Copy out all the records exactly.

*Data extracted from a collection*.
------------------------------

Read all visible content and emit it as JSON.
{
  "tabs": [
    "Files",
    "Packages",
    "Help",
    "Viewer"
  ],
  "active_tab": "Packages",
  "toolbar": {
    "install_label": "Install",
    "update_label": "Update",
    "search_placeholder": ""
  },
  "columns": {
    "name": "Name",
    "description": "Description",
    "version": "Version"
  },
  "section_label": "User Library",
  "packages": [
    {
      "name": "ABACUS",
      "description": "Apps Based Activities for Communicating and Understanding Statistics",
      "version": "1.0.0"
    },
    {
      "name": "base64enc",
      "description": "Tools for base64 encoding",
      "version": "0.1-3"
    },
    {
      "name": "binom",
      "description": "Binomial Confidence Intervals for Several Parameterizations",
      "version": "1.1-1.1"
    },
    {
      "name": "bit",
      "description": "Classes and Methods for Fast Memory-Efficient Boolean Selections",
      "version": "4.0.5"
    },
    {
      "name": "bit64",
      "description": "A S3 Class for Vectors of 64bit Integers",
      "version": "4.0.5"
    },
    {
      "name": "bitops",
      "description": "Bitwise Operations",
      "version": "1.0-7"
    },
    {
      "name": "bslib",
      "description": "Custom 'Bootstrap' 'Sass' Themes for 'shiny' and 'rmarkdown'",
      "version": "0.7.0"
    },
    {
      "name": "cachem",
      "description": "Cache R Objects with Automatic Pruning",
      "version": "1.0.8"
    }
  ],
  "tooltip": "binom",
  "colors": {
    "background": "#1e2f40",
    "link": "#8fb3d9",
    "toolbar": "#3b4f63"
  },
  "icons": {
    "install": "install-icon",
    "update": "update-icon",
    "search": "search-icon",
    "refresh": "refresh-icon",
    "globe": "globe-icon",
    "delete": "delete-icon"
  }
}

------------------------------

*RESULT OF THIS EXERCISE*.
Read all visible content and emit it as JSON.
{
  "tabs": [
    "Files",
    "Packages",
    "Help",
    "Viewer"
  ],
  "active_tab": "Packages",
  "toolbar": {
    "install_label": "Install",
    "update_label": "Update",
    "search_placeholder": ""
  },
  "columns": {
    "name": "Name",
    "description": "Description",
    "version": "Version"
  },
  "section_label": "User Library",
  "packages": [
    {
      "name": "ABACUS",
      "description": "Apps Based Activities for Communicating and Understanding Statistics",
      "version": "1.0.0"
    },
    {
      "name": "base64enc",
      "description": "Tools for base64 encoding",
      "version": "0.1-3"
    },
    {
      "name": "binom",
      "description": "Binomial Confidence Intervals for Several Parameterizations",
      "version": "1.1-1.1"
    },
    {
      "name": "bit",
      "description": "Classes and Methods for Fast Memory-Efficient Boolean Selections",
      "version": "4.0.5"
    },
    {
      "name": "bit64",
      "description": "A S3 Class for Vectors of 64bit Integers",
      "version": "4.0.5"
    },
    {
      "name": "bitops",
      "description": "Bitwise Operations",
      "version": "1.0-7"
    },
    {
      "name": "bslib",
      "description": "Custom 'Bootstrap' 'Sass' Themes for 'shiny' and 'rmarkdown'",
      "version": "0.7.0"
    },
    {
      "name": "cachem",
      "description": "Cache R Objects with Automatic Pruning",
      "version": "1.0.8"
    }
  ],
  "tooltip": "binom",
  "colors": {
    "background": "#1e2f40",
    "link": "#8fb3d9",
    "toolbar": "#3b4f63"
  },
  "icons": {
    "install": "install-icon",
    "update": "update-icon",
    "search": "search-icon",
    "refresh": "refresh-icon",
    "globe": "globe-icon",
    "delete": "delete-icon"
  }
}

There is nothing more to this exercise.